───── Records for this task ─────

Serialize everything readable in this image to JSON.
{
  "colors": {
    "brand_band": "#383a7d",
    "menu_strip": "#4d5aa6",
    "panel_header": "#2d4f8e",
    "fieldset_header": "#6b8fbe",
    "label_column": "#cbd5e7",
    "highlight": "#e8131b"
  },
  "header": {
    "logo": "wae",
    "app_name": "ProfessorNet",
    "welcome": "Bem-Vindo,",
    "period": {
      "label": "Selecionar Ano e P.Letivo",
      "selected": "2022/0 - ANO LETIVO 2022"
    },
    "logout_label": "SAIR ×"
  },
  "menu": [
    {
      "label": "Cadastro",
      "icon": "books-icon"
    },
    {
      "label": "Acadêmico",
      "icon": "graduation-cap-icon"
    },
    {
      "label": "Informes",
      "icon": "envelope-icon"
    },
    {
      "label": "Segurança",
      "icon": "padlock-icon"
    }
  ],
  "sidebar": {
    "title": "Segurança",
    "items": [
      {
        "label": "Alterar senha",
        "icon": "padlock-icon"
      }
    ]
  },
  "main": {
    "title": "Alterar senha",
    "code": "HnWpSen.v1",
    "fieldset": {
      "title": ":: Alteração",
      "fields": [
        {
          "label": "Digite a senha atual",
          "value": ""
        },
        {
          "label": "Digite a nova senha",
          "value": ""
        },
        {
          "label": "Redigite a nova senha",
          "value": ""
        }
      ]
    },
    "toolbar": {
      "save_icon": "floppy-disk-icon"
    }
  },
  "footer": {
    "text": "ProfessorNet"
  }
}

─────
───── Records for this task ─────

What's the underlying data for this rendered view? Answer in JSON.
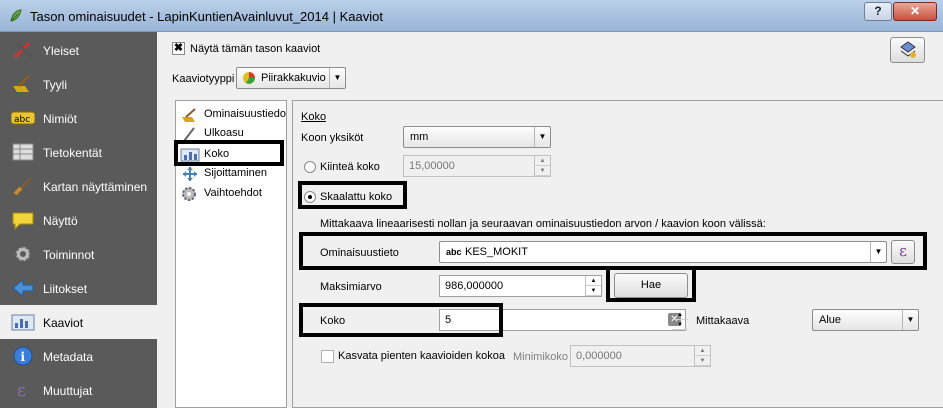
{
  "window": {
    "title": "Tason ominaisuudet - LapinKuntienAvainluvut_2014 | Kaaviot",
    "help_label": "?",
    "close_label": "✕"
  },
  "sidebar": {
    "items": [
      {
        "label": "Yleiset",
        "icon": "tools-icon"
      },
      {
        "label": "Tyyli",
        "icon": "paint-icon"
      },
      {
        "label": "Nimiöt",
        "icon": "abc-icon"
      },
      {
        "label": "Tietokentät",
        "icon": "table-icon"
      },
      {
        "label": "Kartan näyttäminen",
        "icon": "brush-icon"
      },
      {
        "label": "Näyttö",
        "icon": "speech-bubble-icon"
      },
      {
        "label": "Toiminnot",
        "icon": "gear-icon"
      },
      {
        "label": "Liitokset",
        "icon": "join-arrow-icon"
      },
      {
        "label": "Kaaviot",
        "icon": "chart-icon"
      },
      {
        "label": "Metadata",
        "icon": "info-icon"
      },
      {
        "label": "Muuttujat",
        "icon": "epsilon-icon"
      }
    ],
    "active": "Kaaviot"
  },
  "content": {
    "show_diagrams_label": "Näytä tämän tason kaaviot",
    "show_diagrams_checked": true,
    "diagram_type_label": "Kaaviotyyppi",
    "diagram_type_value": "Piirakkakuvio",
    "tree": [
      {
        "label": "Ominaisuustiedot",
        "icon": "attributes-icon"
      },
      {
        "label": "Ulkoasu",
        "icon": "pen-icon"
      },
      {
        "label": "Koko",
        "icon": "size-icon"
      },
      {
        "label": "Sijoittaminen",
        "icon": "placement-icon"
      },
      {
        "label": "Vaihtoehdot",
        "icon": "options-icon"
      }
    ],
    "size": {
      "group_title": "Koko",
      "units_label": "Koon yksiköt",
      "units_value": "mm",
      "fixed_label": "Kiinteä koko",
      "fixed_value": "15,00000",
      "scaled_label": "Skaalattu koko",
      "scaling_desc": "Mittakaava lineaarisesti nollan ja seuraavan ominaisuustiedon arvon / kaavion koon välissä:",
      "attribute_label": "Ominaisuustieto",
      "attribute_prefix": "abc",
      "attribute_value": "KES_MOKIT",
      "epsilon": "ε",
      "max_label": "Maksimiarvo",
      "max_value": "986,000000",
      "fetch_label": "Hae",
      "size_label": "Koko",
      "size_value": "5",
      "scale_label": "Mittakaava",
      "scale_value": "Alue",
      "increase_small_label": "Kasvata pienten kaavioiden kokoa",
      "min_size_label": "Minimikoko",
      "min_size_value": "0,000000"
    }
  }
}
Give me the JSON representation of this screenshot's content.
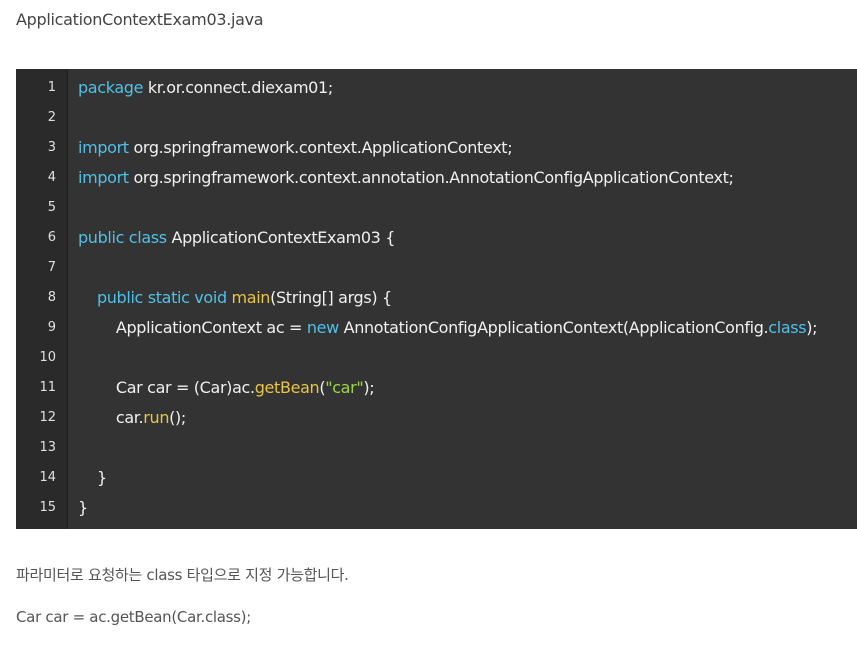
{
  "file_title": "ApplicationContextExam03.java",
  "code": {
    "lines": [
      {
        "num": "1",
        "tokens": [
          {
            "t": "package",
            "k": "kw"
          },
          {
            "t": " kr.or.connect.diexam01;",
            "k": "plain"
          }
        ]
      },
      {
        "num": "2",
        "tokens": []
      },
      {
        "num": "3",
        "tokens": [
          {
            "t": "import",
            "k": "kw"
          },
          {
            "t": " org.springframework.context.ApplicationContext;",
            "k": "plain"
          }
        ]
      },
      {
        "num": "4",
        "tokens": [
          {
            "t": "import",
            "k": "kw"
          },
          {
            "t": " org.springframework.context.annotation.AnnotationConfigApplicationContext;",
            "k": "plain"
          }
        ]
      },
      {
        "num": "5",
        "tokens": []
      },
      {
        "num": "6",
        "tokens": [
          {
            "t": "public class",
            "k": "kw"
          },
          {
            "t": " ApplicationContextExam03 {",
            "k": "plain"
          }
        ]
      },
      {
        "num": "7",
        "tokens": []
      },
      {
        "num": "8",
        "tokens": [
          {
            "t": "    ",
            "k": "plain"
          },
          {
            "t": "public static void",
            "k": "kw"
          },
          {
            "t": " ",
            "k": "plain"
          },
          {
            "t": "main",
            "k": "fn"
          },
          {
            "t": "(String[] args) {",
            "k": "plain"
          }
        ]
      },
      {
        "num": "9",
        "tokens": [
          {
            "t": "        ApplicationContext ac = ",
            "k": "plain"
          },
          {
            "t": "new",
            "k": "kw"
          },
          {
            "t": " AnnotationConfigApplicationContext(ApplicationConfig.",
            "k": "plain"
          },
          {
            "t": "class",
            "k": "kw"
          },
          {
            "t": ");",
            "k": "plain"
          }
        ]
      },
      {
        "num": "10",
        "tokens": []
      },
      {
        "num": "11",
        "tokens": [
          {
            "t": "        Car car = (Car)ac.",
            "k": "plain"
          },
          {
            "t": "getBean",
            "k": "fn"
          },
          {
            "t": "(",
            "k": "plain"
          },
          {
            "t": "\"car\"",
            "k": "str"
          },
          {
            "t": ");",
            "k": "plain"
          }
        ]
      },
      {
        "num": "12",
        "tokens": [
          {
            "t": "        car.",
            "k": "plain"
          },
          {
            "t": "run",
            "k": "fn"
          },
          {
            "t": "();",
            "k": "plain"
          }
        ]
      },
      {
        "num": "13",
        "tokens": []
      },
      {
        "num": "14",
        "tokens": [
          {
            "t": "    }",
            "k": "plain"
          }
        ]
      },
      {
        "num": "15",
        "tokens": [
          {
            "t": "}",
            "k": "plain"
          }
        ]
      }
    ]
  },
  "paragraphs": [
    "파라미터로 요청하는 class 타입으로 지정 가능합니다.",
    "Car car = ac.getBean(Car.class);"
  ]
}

─────

Collect each line holding the string "AnnotationConfigApplicationContext".

            "t": " org.springframework.context.annotation.AnnotationConfigApplicationContext;",
            "t": " AnnotationConfigApplicationContext(ApplicationConfig.",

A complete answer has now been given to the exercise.